Stored entries:
────────────────

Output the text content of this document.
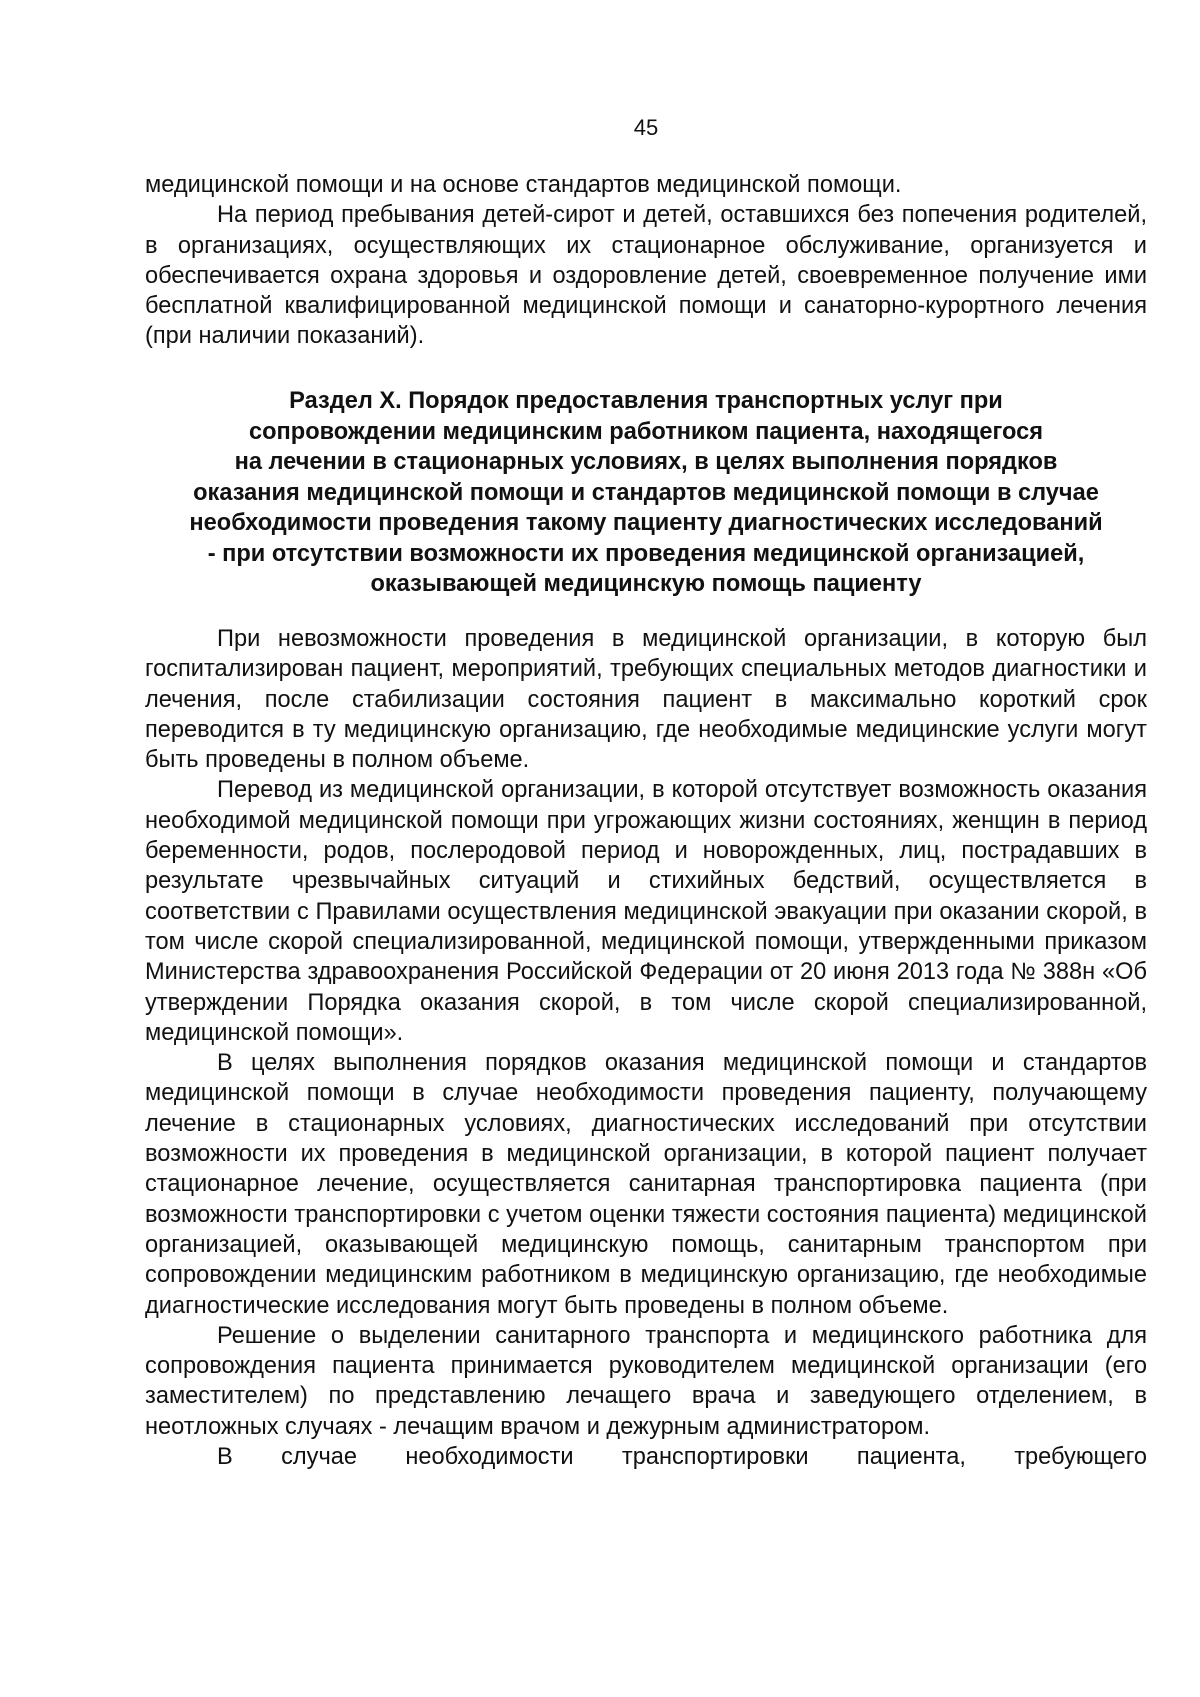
45

медицинской помощи и на основе стандартов медицинской помощи.

На период пребывания детей-сирот и детей, оставшихся без попечения родителей, в организациях, осуществляющих их стационарное обслуживание, организуется и обеспечивается охрана здоровья и оздоровление детей, своевременное получение ими бесплатной квалифицированной медицинской помощи и санаторно-курортного лечения (при наличии показаний).

Раздел X. Порядок предоставления транспортных услуг при
сопровождении медицинским работником пациента, находящегося
на лечении в стационарных условиях, в целях выполнения порядков
оказания медицинской помощи и стандартов медицинской помощи в случае
необходимости проведения такому пациенту диагностических исследований
- при отсутствии возможности их проведения медицинской организацией,
оказывающей медицинскую помощь пациенту

При невозможности проведения в медицинской организации, в которую был госпитализирован пациент, мероприятий, требующих специальных методов диагностики и лечения, после стабилизации состояния пациент в максимально короткий срок переводится в ту медицинскую организацию, где необходимые медицинские услуги могут быть проведены в полном объеме.

Перевод из медицинской организации, в которой отсутствует возможность оказания необходимой медицинской помощи при угрожающих жизни состояниях, женщин в период беременности, родов, послеродовой период и новорожденных, лиц, пострадавших в результате чрезвычайных ситуаций и стихийных бедствий, осуществляется в соответствии с Правилами осуществления медицинской эвакуации при оказании скорой, в том числе скорой специализированной, медицинской помощи, утвержденными приказом Министерства здравоохранения Российской Федерации от 20 июня 2013 года № 388н «Об утверждении Порядка оказания скорой, в том числе скорой специализированной, медицинской помощи».

В целях выполнения порядков оказания медицинской помощи и стандартов медицинской помощи в случае необходимости проведения пациенту, получающему лечение в стационарных условиях, диагностических исследований при отсутствии возможности их проведения в медицинской организации, в которой пациент получает стационарное лечение, осуществляется санитарная транспортировка пациента (при возможности транспортировки с учетом оценки тяжести состояния пациента) медицинской организацией, оказывающей медицинскую помощь, санитарным транспортом при сопровождении медицинским работником в медицинскую организацию, где необходимые диагностические исследования могут быть проведены в полном объеме.

Решение о выделении санитарного транспорта и медицинского работника для сопровождения пациента принимается руководителем медицинской организации (его заместителем) по представлению лечащего врача и заведующего отделением, в неотложных случаях - лечащим врачом и дежурным администратором.

В случае необходимости транспортировки пациента, требующего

────────────────

Stated problem:
Scan the material above. Copy each line where "быть" occurs.

The answer:
При невозможности проведения в медицинской организации, в которую был госпитализирован пациент, мероприятий, требующих специальных методов диагностики и лечения, после стабилизации состояния пациент в максимально короткий срок переводится в ту медицинскую организацию, где необходимые медицинские услуги могут быть проведены в полном объеме.
В целях выполнения порядков оказания медицинской помощи и стандартов медицинской помощи в случае необходимости проведения пациенту, получающему лечение в стационарных условиях, диагностических исследований при отсутствии возможности их проведения в медицинской организации, в которой пациент получает стационарное лечение, осуществляется санитарная транспортировка пациента (при возможности транспортировки с учетом оценки тяжести состояния пациента) медицинской организацией, оказывающей медицинскую помощь, санитарным транспортом при сопровождении медицинским работником в медицинскую организацию, где необходимые диагностические исследования могут быть проведены в полном объеме.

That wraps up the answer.